Stored records:
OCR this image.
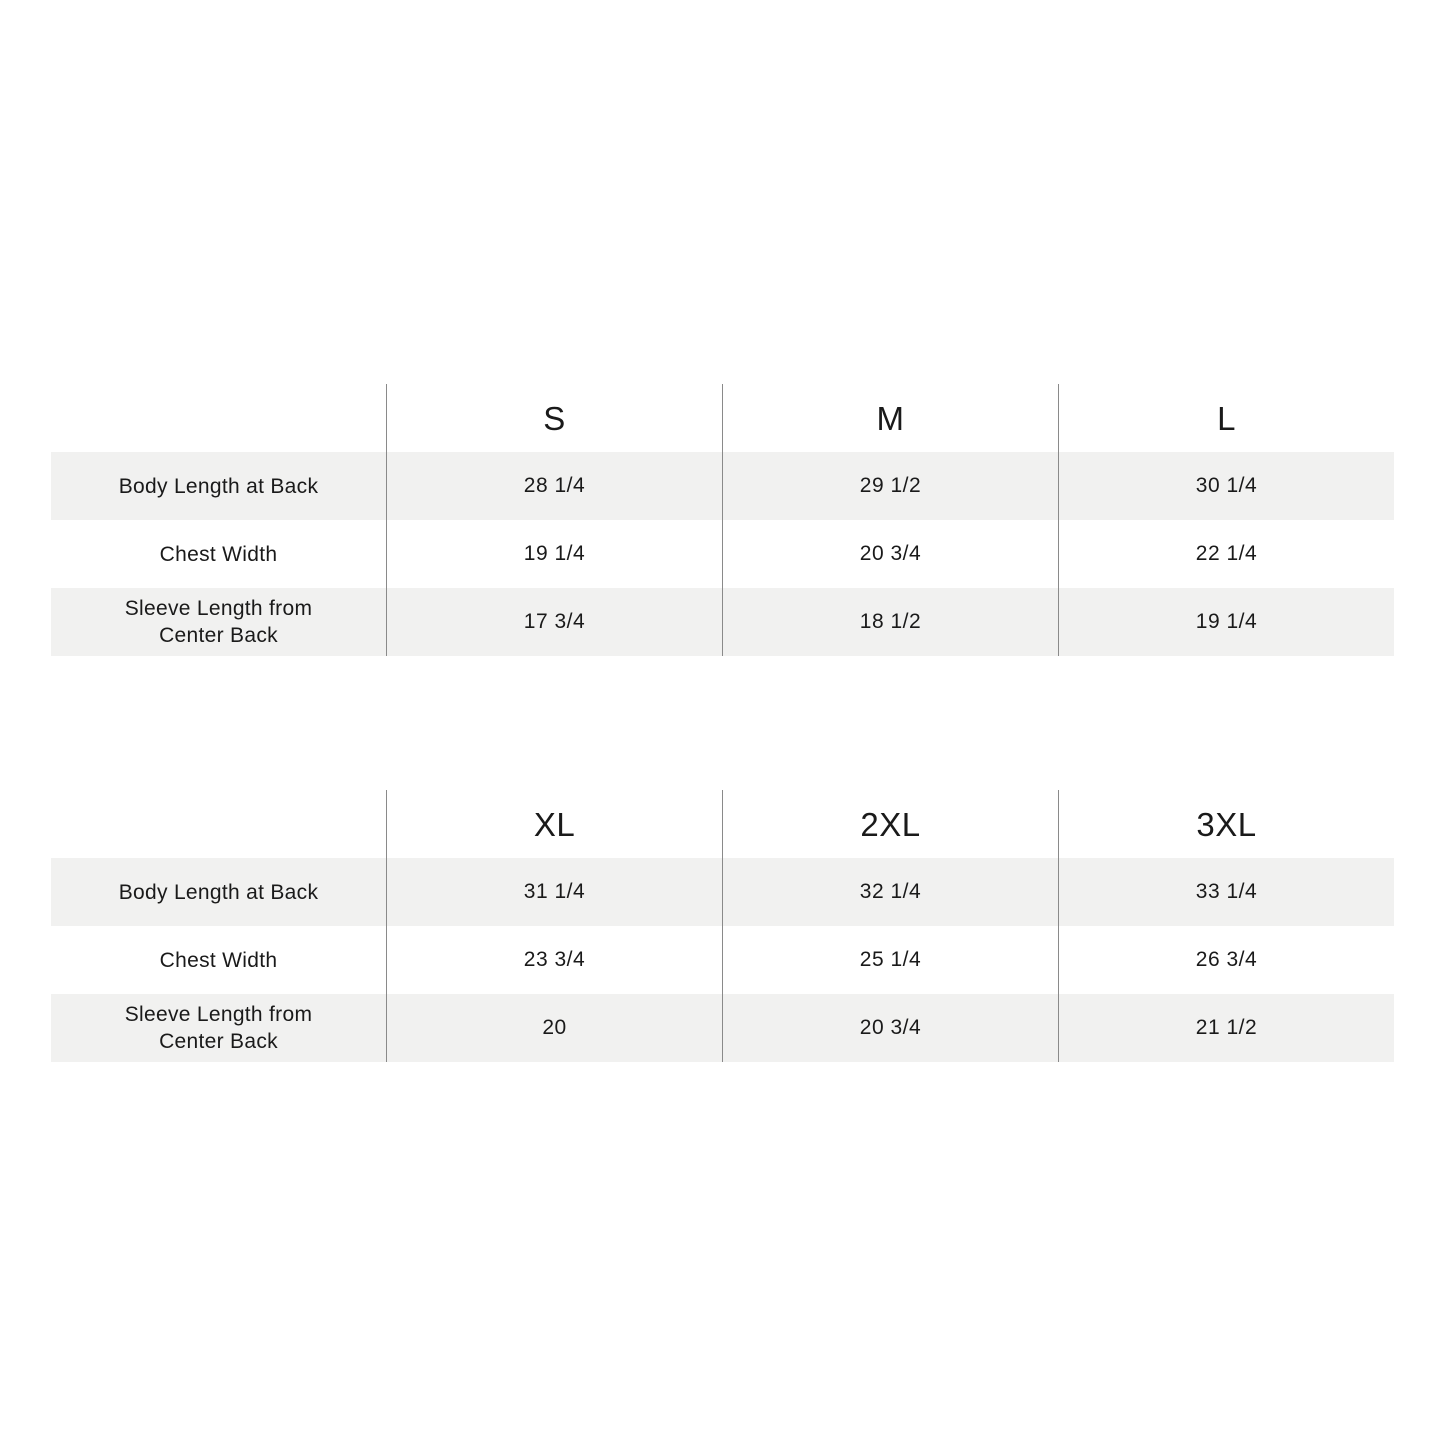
S	M	L
Body Length at Back	28 1/4	29 1/2	30 1/4
Chest Width	19 1/4	20 3/4	22 1/4
Sleeve Length from
Center Back
17 3/4	18 1/2	19 1/4
XL	2XL	3XL
Body Length at Back	31 1/4	32 1/4	33 1/4
Chest Width	23 3/4	25 1/4	26 3/4
Sleeve Length from
Center Back
20	20 3/4	21 1/2
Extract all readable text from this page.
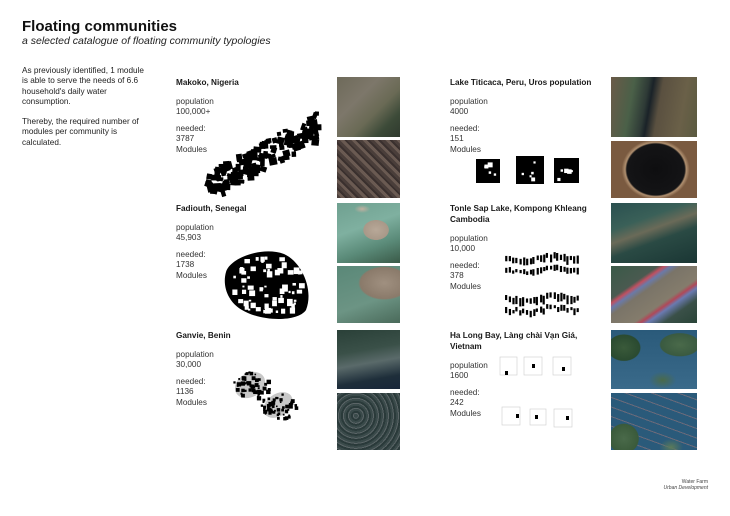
Floating communities
a selected catalogue of floating community typologies

As previously identified, 1 module is able to serve the needs of 6.6 household's daily water consumption.

Thereby, the required number of modules per community is calculated.

Makoko, Nigeria
population
100,000+
needed:
3787
Modules
Fadiouth, Senegal
population
45,903
needed:
1738
Modules
Ganvie, Benin
population
30,000
needed:
1136
Modules
Lake Titicaca, Peru, Uros population
population
4000
needed:
151
Modules
Tonle Sap Lake, Kompong Khleang Cambodia
population
10,000
needed:
378
Modules
Ha Long Bay, Làng chài Vạn Giá, Vietnam
population
1600
needed:
242
Modules
Water Farm
Urban Development
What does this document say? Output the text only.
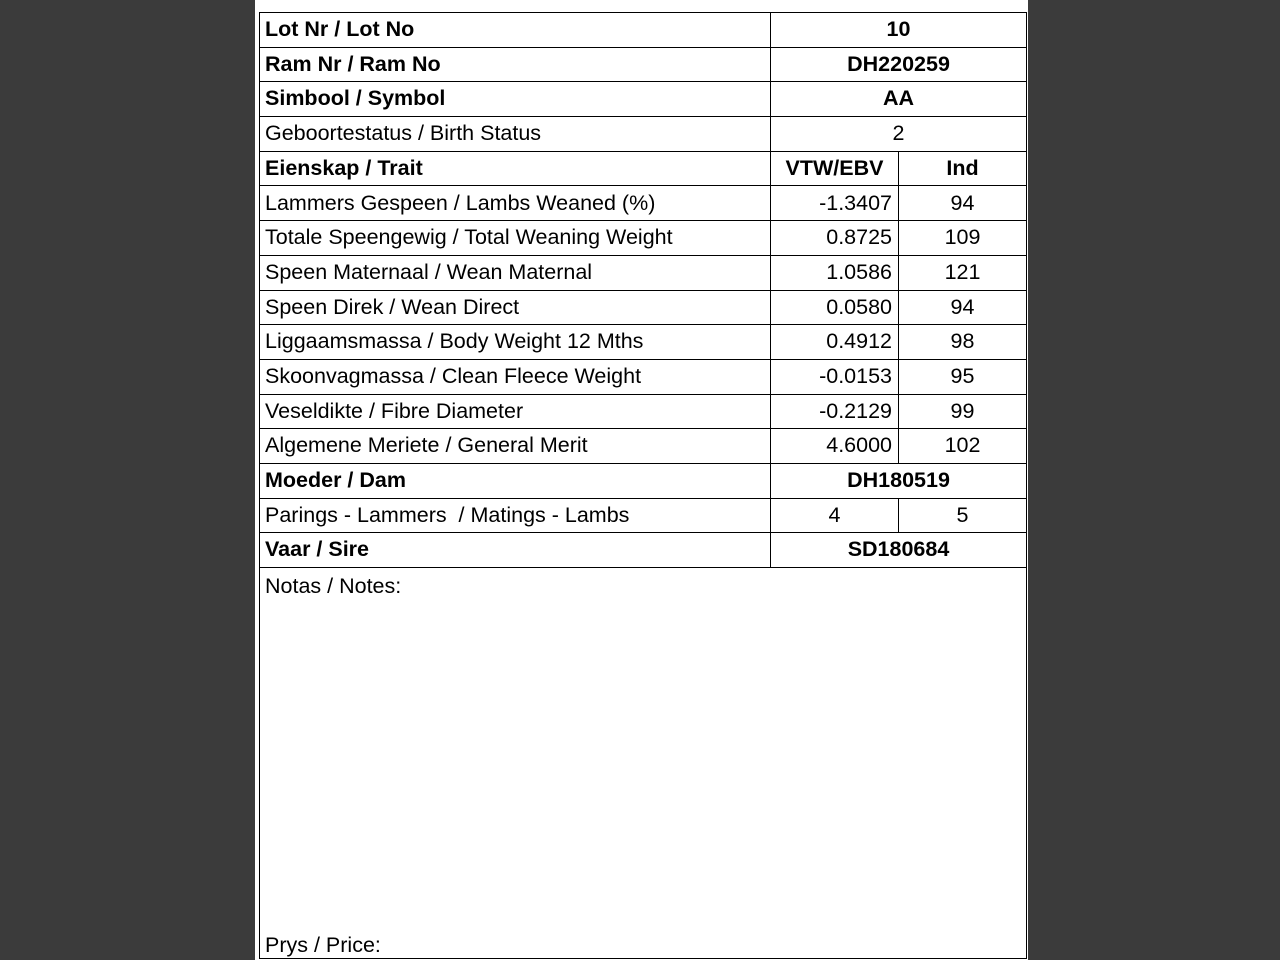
Lot Nr / Lot No	10	
Ram Nr / Ram No	DH220259	
Simbool / Symbol	AA	
Geboortestatus / Birth Status	2	
Eienskap / Trait	VTW/EBV	Ind
Lammers Gespeen / Lambs Weaned (%)	-1.3407	94
Totale Speengewig / Total Weaning Weight	0.8725	109
Speen Maternaal / Wean Maternal	1.0586	121
Speen Direk / Wean Direct	0.0580	94
Liggaamsmassa / Body Weight 12 Mths	0.4912	98
Skoonvagmassa / Clean Fleece Weight	-0.0153	95
Veseldikte / Fibre Diameter	-0.2129	99
Algemene Meriete / General Merit	4.6000	102
Moeder / Dam	DH180519	
Parings - Lammers  / Matings - Lambs	4	5
Vaar / Sire	SD180684	
Notas / Notes:
Prys / Price:		
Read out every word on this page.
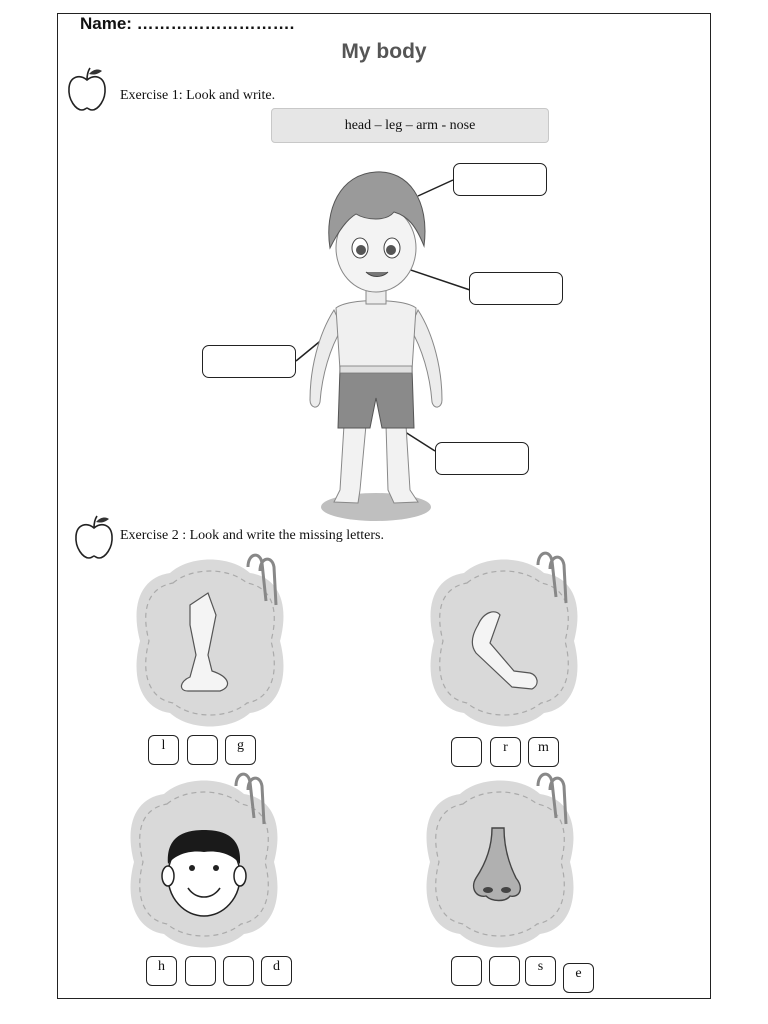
Name: ……………………….
My body
Exercise 1: Look and write.
head – leg – arm - nose
Exercise 2 : Look and write the missing letters.
l	g	r	m
h	d	s	e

▶ _Request_
The material above must be printed exactly, with its pictures left out.

▶ _Task solution_
OCR this image.
S	M	L
Body Length at Back	28 1/4	29 1/2	30 1/4
Chest Width	19 1/4	20 3/4	22 1/4
Sleeve Length from
Center Back
17 3/4	18 1/2	19 1/4
XL	2XL	3XL
Body Length at Back	31 1/4	32 1/4	33 1/4
Chest Width	23 3/4	25 1/4	26 3/4
Sleeve Length from
Center Back
20	20 3/4	21 1/2
Extract all readable text from this page.
Floating communities
a selected catalogue of floating community typologies

As previously identified, 1 module is able to serve the needs of 6.6 household's daily water consumption.

Thereby, the required number of modules per community is calculated.

Makoko, Nigeria
population
100,000+
needed:
3787
Modules
Fadiouth, Senegal
population
45,903
needed:
1738
Modules
Ganvie, Benin
population
30,000
needed:
1136
Modules
Lake Titicaca, Peru, Uros population
population
4000
needed:
151
Modules
Tonle Sap Lake, Kompong Khleang Cambodia
population
10,000
needed:
378
Modules
Ha Long Bay, Làng chài Vạn Giá, Vietnam
population
1600
needed:
242
Modules
Water Farm
Urban Development
What does this document say? Output the text only.
Lot Nr / Lot No	10	
Ram Nr / Ram No	DH220259	
Simbool / Symbol	AA	
Geboortestatus / Birth Status	2	
Eienskap / Trait	VTW/EBV	Ind
Lammers Gespeen / Lambs Weaned (%)	-1.3407	94
Totale Speengewig / Total Weaning Weight	0.8725	109
Speen Maternaal / Wean Maternal	1.0586	121
Speen Direk / Wean Direct	0.0580	94
Liggaamsmassa / Body Weight 12 Mths	0.4912	98
Skoonvagmassa / Clean Fleece Weight	-0.0153	95
Veseldikte / Fibre Diameter	-0.2129	99
Algemene Meriete / General Merit	4.6000	102
Moeder / Dam	DH180519	
Parings - Lammers  / Matings - Lambs	4	5
Vaar / Sire	SD180684	
Notas / Notes:
Prys / Price:		
Read out every word on this page.
Name: ……………………….
My body
Exercise 1: Look and write.
head – leg – arm - nose
Exercise 2 : Look and write the missing letters.
l	g	r	m
h	d	s	e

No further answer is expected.